### DATASET ###
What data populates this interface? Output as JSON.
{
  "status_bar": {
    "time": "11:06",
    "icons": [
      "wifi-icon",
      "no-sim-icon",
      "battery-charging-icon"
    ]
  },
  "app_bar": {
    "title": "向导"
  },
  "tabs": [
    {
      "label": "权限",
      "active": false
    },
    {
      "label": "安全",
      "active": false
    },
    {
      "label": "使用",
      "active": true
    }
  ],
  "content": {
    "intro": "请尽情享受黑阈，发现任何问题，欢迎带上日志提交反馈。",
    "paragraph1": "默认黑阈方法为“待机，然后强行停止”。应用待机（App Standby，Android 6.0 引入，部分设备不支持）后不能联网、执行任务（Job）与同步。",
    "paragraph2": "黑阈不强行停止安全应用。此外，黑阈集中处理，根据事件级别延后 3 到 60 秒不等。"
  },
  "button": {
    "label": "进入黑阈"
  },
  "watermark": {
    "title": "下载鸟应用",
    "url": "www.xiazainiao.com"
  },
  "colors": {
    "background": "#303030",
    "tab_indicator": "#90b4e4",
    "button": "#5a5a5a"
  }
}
###
WRITTEN REQUEST:
Check each line of the entries above, and show every one holding the word "label".

EXERCISE RESPONSE:
      "label": "权限",
      "label": "安全",
      "label": "使用",
    "label": "进入黑阈"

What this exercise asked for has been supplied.